— begin —

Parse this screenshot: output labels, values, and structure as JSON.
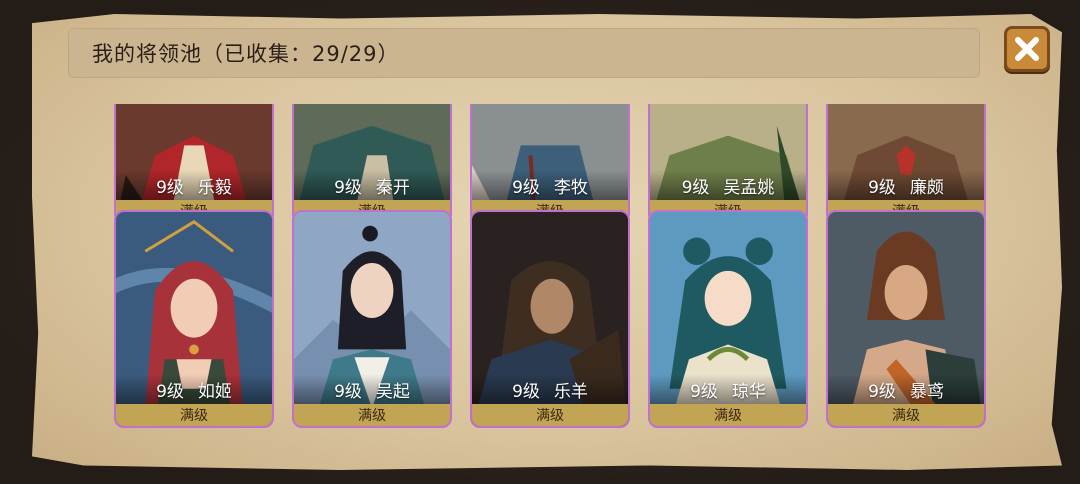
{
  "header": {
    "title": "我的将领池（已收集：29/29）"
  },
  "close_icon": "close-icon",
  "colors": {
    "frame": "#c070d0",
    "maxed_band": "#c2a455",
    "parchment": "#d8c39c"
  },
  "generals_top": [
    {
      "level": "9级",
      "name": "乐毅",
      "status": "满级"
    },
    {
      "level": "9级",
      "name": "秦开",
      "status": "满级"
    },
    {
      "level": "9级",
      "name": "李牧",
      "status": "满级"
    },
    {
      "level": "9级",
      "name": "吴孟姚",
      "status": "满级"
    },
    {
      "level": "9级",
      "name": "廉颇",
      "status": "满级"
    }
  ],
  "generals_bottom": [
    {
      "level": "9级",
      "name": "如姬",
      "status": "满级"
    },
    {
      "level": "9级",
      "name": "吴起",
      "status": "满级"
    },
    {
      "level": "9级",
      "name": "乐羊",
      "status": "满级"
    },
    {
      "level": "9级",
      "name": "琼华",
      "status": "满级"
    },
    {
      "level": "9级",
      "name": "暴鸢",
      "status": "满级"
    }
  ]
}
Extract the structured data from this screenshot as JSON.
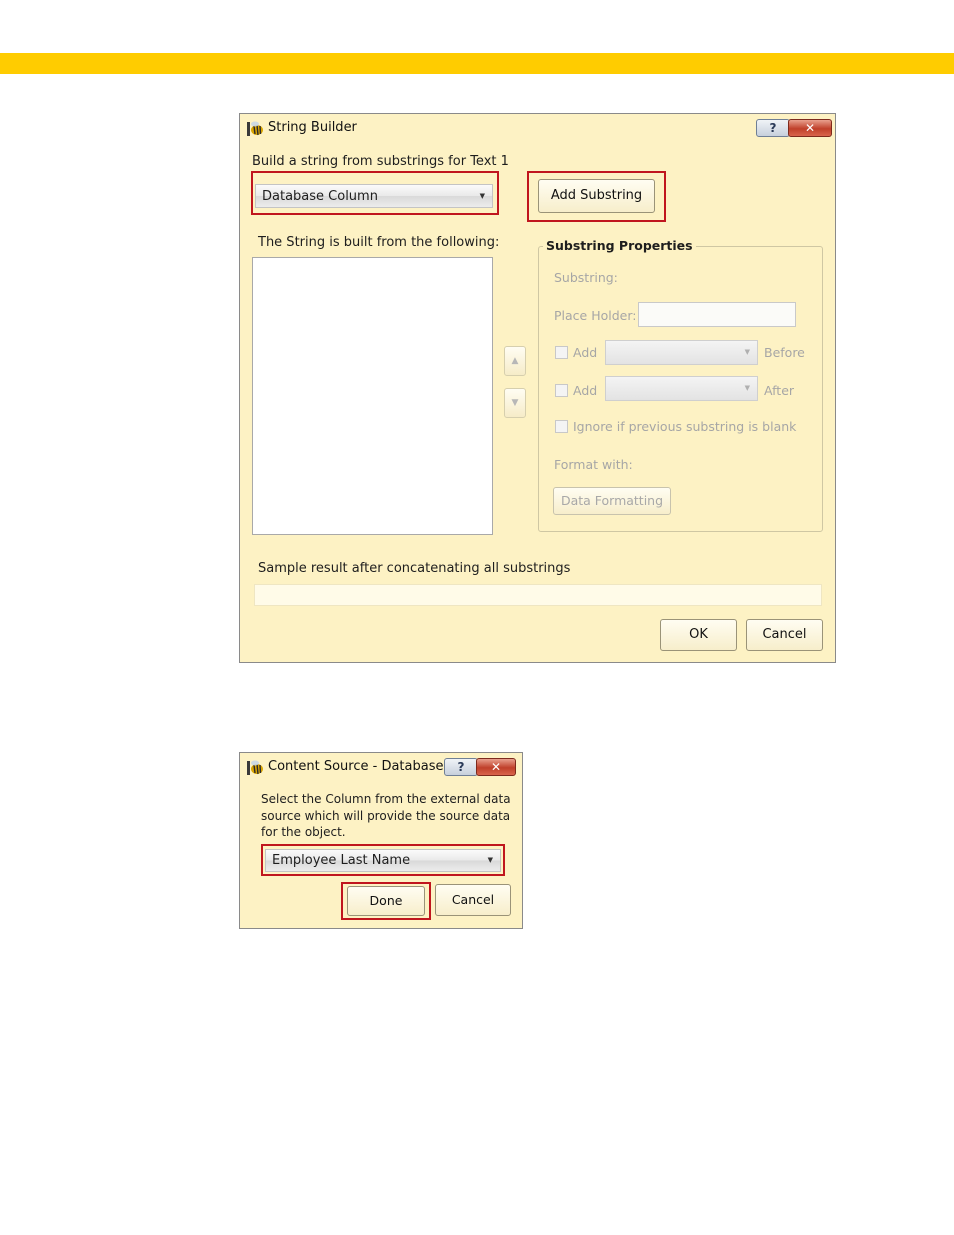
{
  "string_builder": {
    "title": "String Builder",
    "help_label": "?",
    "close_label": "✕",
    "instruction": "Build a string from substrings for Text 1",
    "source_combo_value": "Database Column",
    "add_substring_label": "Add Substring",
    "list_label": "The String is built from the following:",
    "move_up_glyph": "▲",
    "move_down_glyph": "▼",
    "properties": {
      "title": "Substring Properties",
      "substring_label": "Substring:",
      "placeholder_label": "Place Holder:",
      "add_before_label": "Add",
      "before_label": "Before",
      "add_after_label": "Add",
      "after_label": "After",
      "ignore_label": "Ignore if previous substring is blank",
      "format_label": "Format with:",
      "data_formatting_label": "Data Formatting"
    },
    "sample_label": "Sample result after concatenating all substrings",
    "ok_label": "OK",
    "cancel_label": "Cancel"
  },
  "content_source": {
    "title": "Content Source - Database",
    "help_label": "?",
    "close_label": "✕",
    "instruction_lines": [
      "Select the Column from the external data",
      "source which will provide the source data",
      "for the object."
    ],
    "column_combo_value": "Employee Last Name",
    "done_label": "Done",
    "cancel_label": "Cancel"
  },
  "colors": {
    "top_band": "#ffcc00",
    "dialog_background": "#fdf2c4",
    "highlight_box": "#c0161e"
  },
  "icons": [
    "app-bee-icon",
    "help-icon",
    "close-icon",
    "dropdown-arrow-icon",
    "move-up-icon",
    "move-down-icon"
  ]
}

— end —

■ Directive
Copy out every line of the data that includes the word "from".

■ Exercise result
Extract the structured data from this screenshot as JSON.
    "instruction": "Build a string from substrings for Text 1",
    "list_label": "The String is built from the following:",
      "Select the Column from the external data",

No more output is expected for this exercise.